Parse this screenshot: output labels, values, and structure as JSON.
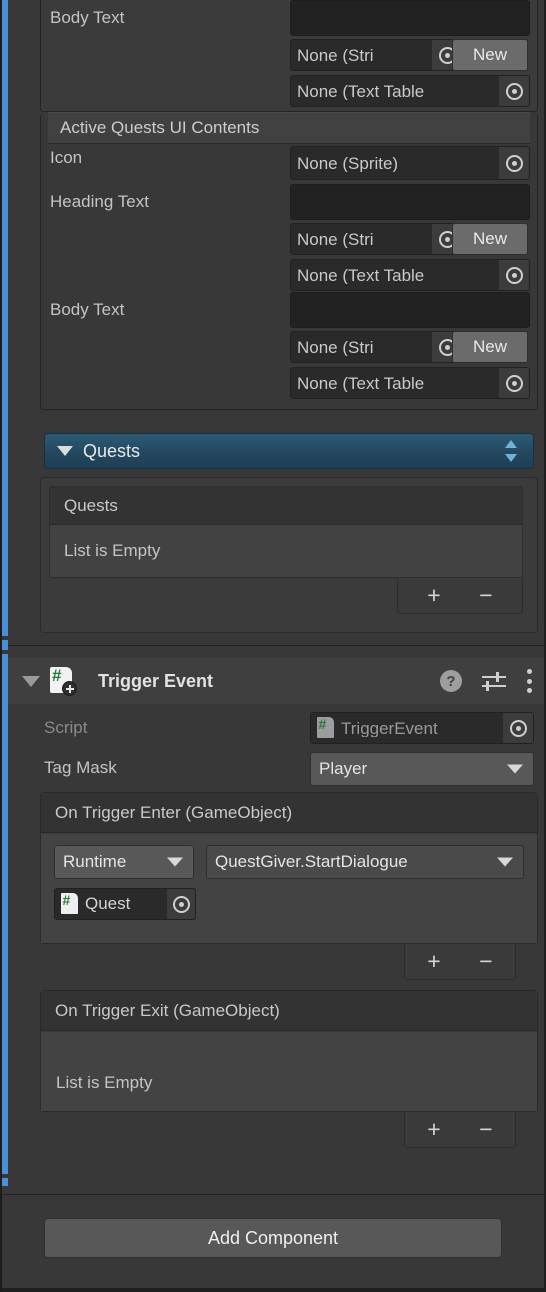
{
  "inspector": {
    "top_section": {
      "rows": [
        {
          "label": "Body Text",
          "empty_field": true
        },
        {
          "localized_value": "None (Stri",
          "new_button": "New"
        },
        {
          "table_value": "None (Text Table"
        }
      ]
    },
    "active_quests_section": {
      "header": "Active Quests UI Contents",
      "icon_row": {
        "label": "Icon",
        "value": "None (Sprite)"
      },
      "heading_row": {
        "label": "Heading Text",
        "localized_value": "None (Stri",
        "new_button": "New",
        "table_value": "None (Text Table"
      },
      "body_row": {
        "label": "Body Text",
        "localized_value": "None (Stri",
        "new_button": "New",
        "table_value": "None (Text Table"
      }
    },
    "quests_foldout": {
      "title": "Quests",
      "expanded": true,
      "list": {
        "header": "Quests",
        "empty_text": "List is Empty",
        "add_button": "+",
        "remove_button": "−"
      }
    },
    "trigger_event_component": {
      "title": "Trigger Event",
      "expanded": true,
      "icons": {
        "script": "csharp-script-icon",
        "help": "?",
        "preset": "preset-icon",
        "menu": "kebab-menu-icon"
      },
      "script_row": {
        "label": "Script",
        "value": "TriggerEvent"
      },
      "tag_mask_row": {
        "label": "Tag Mask",
        "value": "Player"
      },
      "on_trigger_enter": {
        "header": "On Trigger Enter (GameObject)",
        "entries": [
          {
            "call_state": "Runtime ",
            "function": "QuestGiver.StartDialogue",
            "argument": "Quest"
          }
        ],
        "add_button": "+",
        "remove_button": "−"
      },
      "on_trigger_exit": {
        "header": "On Trigger Exit (GameObject)",
        "empty_text": "List is Empty",
        "add_button": "+",
        "remove_button": "−"
      }
    },
    "add_component_button": "Add Component"
  },
  "colors": {
    "background": "#383838",
    "accent_blue": "#4a90d9",
    "foldout_header": "#23485f",
    "field_dark": "#2a2a2a",
    "button_grey": "#585858",
    "script_green": "#1f7a33"
  }
}
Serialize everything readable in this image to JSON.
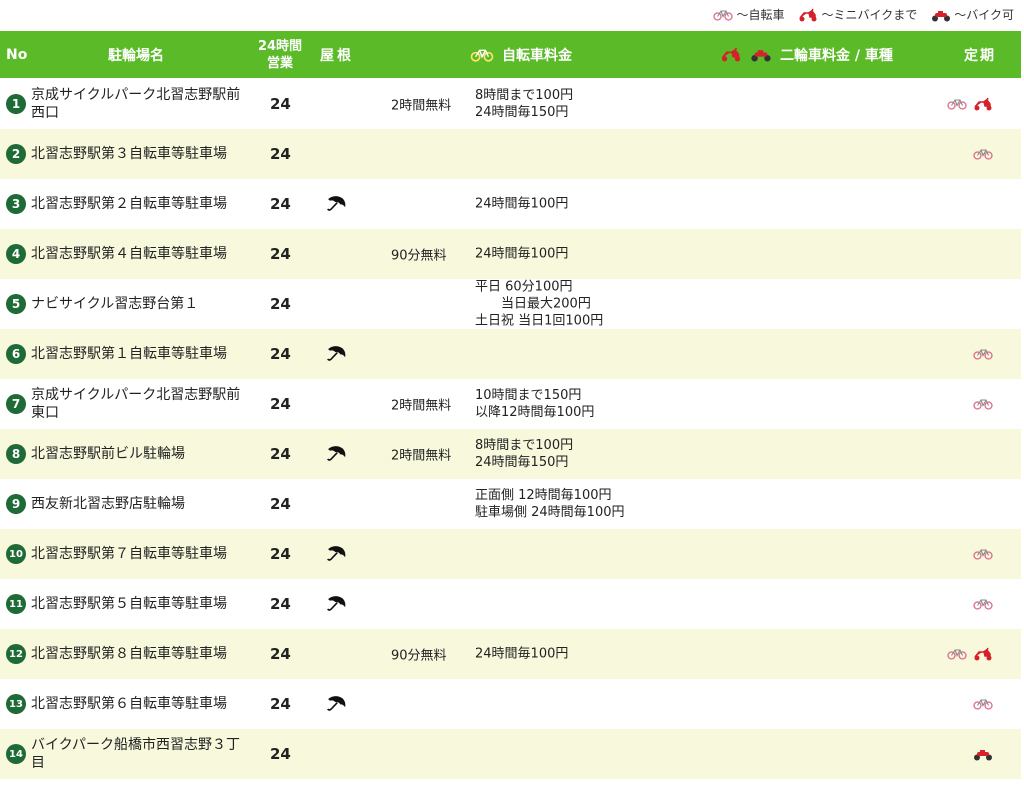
{
  "legend": {
    "bicycle": "～自転車",
    "mini": "～ミニバイクまで",
    "moto": "～バイク可"
  },
  "header": {
    "no": "No",
    "name": "駐輪場名",
    "h24_line1": "24時間",
    "h24_line2": "営業",
    "roof": "屋根",
    "bike_fee": "自転車料金",
    "moto_fee": "二輪車料金 / 車種",
    "teiki": "定期"
  },
  "colors": {
    "header_bg": "#5bba27",
    "num_bg": "#1f6b37",
    "alt_row": "#f7f8dc",
    "icon_red": "#d6202a"
  },
  "rows": [
    {
      "no": "1",
      "name": "京成サイクルパーク北習志野駅前西口",
      "h24": "24",
      "roof": false,
      "free": "2時間無料",
      "fee": "8時間まで100円\n24時間毎150円",
      "teiki": [
        "bicycle",
        "mini"
      ]
    },
    {
      "no": "2",
      "name": "北習志野駅第３自転車等駐車場",
      "h24": "24",
      "roof": false,
      "free": "",
      "fee": "",
      "teiki": [
        "bicycle"
      ]
    },
    {
      "no": "3",
      "name": "北習志野駅第２自転車等駐車場",
      "h24": "24",
      "roof": true,
      "free": "",
      "fee": "24時間毎100円",
      "teiki": []
    },
    {
      "no": "4",
      "name": "北習志野駅第４自転車等駐車場",
      "h24": "24",
      "roof": false,
      "free": "90分無料",
      "fee": "24時間毎100円",
      "teiki": []
    },
    {
      "no": "5",
      "name": "ナビサイクル習志野台第１",
      "h24": "24",
      "roof": false,
      "free": "",
      "fee": "平日 60分100円\n　　当日最大200円\n土日祝 当日1回100円",
      "teiki": []
    },
    {
      "no": "6",
      "name": "北習志野駅第１自転車等駐車場",
      "h24": "24",
      "roof": true,
      "free": "",
      "fee": "",
      "teiki": [
        "bicycle"
      ]
    },
    {
      "no": "7",
      "name": "京成サイクルパーク北習志野駅前東口",
      "h24": "24",
      "roof": false,
      "free": "2時間無料",
      "fee": "10時間まで150円\n以降12時間毎100円",
      "teiki": [
        "bicycle"
      ]
    },
    {
      "no": "8",
      "name": "北習志野駅前ビル駐輪場",
      "h24": "24",
      "roof": true,
      "free": "2時間無料",
      "fee": "8時間まで100円\n24時間毎150円",
      "teiki": []
    },
    {
      "no": "9",
      "name": "西友新北習志野店駐輪場",
      "h24": "24",
      "roof": false,
      "free": "",
      "fee": "正面側 12時間毎100円\n駐車場側 24時間毎100円",
      "teiki": []
    },
    {
      "no": "10",
      "name": "北習志野駅第７自転車等駐車場",
      "h24": "24",
      "roof": true,
      "free": "",
      "fee": "",
      "teiki": [
        "bicycle"
      ]
    },
    {
      "no": "11",
      "name": "北習志野駅第５自転車等駐車場",
      "h24": "24",
      "roof": true,
      "free": "",
      "fee": "",
      "teiki": [
        "bicycle"
      ]
    },
    {
      "no": "12",
      "name": "北習志野駅第８自転車等駐車場",
      "h24": "24",
      "roof": false,
      "free": "90分無料",
      "fee": "24時間毎100円",
      "teiki": [
        "bicycle",
        "mini"
      ]
    },
    {
      "no": "13",
      "name": "北習志野駅第６自転車等駐車場",
      "h24": "24",
      "roof": true,
      "free": "",
      "fee": "",
      "teiki": [
        "bicycle"
      ]
    },
    {
      "no": "14",
      "name": "バイクパーク船橋市西習志野３丁目",
      "h24": "24",
      "roof": false,
      "free": "",
      "fee": "",
      "teiki": [
        "moto"
      ]
    }
  ]
}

= = = =

> _Exercise prompt_
Reproduce the material in full, word for word, and omit the pictures.

> _Completed task_
Parse this screenshot: output labels, values, and structure as JSON.
{
  "inspector": {
    "top_section": {
      "rows": [
        {
          "label": "Body Text",
          "empty_field": true
        },
        {
          "localized_value": "None (Stri",
          "new_button": "New"
        },
        {
          "table_value": "None (Text Table"
        }
      ]
    },
    "active_quests_section": {
      "header": "Active Quests UI Contents",
      "icon_row": {
        "label": "Icon",
        "value": "None (Sprite)"
      },
      "heading_row": {
        "label": "Heading Text",
        "localized_value": "None (Stri",
        "new_button": "New",
        "table_value": "None (Text Table"
      },
      "body_row": {
        "label": "Body Text",
        "localized_value": "None (Stri",
        "new_button": "New",
        "table_value": "None (Text Table"
      }
    },
    "quests_foldout": {
      "title": "Quests",
      "expanded": true,
      "list": {
        "header": "Quests",
        "empty_text": "List is Empty",
        "add_button": "+",
        "remove_button": "−"
      }
    },
    "trigger_event_component": {
      "title": "Trigger Event",
      "expanded": true,
      "icons": {
        "script": "csharp-script-icon",
        "help": "?",
        "preset": "preset-icon",
        "menu": "kebab-menu-icon"
      },
      "script_row": {
        "label": "Script",
        "value": "TriggerEvent"
      },
      "tag_mask_row": {
        "label": "Tag Mask",
        "value": "Player"
      },
      "on_trigger_enter": {
        "header": "On Trigger Enter (GameObject)",
        "entries": [
          {
            "call_state": "Runtime ",
            "function": "QuestGiver.StartDialogue",
            "argument": "Quest"
          }
        ],
        "add_button": "+",
        "remove_button": "−"
      },
      "on_trigger_exit": {
        "header": "On Trigger Exit (GameObject)",
        "empty_text": "List is Empty",
        "add_button": "+",
        "remove_button": "−"
      }
    },
    "add_component_button": "Add Component"
  },
  "colors": {
    "background": "#383838",
    "accent_blue": "#4a90d9",
    "foldout_header": "#23485f",
    "field_dark": "#2a2a2a",
    "button_grey": "#585858",
    "script_green": "#1f7a33"
  }
}
Serialize everything readable in this image to JSON.
{
  "legend": {
    "bicycle": "～自転車",
    "mini": "～ミニバイクまで",
    "moto": "～バイク可"
  },
  "header": {
    "no": "No",
    "name": "駐輪場名",
    "h24_line1": "24時間",
    "h24_line2": "営業",
    "roof": "屋根",
    "bike_fee": "自転車料金",
    "moto_fee": "二輪車料金 / 車種",
    "teiki": "定期"
  },
  "colors": {
    "header_bg": "#5bba27",
    "num_bg": "#1f6b37",
    "alt_row": "#f7f8dc",
    "icon_red": "#d6202a"
  },
  "rows": [
    {
      "no": "1",
      "name": "京成サイクルパーク北習志野駅前西口",
      "h24": "24",
      "roof": false,
      "free": "2時間無料",
      "fee": "8時間まで100円\n24時間毎150円",
      "teiki": [
        "bicycle",
        "mini"
      ]
    },
    {
      "no": "2",
      "name": "北習志野駅第３自転車等駐車場",
      "h24": "24",
      "roof": false,
      "free": "",
      "fee": "",
      "teiki": [
        "bicycle"
      ]
    },
    {
      "no": "3",
      "name": "北習志野駅第２自転車等駐車場",
      "h24": "24",
      "roof": true,
      "free": "",
      "fee": "24時間毎100円",
      "teiki": []
    },
    {
      "no": "4",
      "name": "北習志野駅第４自転車等駐車場",
      "h24": "24",
      "roof": false,
      "free": "90分無料",
      "fee": "24時間毎100円",
      "teiki": []
    },
    {
      "no": "5",
      "name": "ナビサイクル習志野台第１",
      "h24": "24",
      "roof": false,
      "free": "",
      "fee": "平日 60分100円\n　　当日最大200円\n土日祝 当日1回100円",
      "teiki": []
    },
    {
      "no": "6",
      "name": "北習志野駅第１自転車等駐車場",
      "h24": "24",
      "roof": true,
      "free": "",
      "fee": "",
      "teiki": [
        "bicycle"
      ]
    },
    {
      "no": "7",
      "name": "京成サイクルパーク北習志野駅前東口",
      "h24": "24",
      "roof": false,
      "free": "2時間無料",
      "fee": "10時間まで150円\n以降12時間毎100円",
      "teiki": [
        "bicycle"
      ]
    },
    {
      "no": "8",
      "name": "北習志野駅前ビル駐輪場",
      "h24": "24",
      "roof": true,
      "free": "2時間無料",
      "fee": "8時間まで100円\n24時間毎150円",
      "teiki": []
    },
    {
      "no": "9",
      "name": "西友新北習志野店駐輪場",
      "h24": "24",
      "roof": false,
      "free": "",
      "fee": "正面側 12時間毎100円\n駐車場側 24時間毎100円",
      "teiki": []
    },
    {
      "no": "10",
      "name": "北習志野駅第７自転車等駐車場",
      "h24": "24",
      "roof": true,
      "free": "",
      "fee": "",
      "teiki": [
        "bicycle"
      ]
    },
    {
      "no": "11",
      "name": "北習志野駅第５自転車等駐車場",
      "h24": "24",
      "roof": true,
      "free": "",
      "fee": "",
      "teiki": [
        "bicycle"
      ]
    },
    {
      "no": "12",
      "name": "北習志野駅第８自転車等駐車場",
      "h24": "24",
      "roof": false,
      "free": "90分無料",
      "fee": "24時間毎100円",
      "teiki": [
        "bicycle",
        "mini"
      ]
    },
    {
      "no": "13",
      "name": "北習志野駅第６自転車等駐車場",
      "h24": "24",
      "roof": true,
      "free": "",
      "fee": "",
      "teiki": [
        "bicycle"
      ]
    },
    {
      "no": "14",
      "name": "バイクパーク船橋市西習志野３丁目",
      "h24": "24",
      "roof": false,
      "free": "",
      "fee": "",
      "teiki": [
        "moto"
      ]
    }
  ]
}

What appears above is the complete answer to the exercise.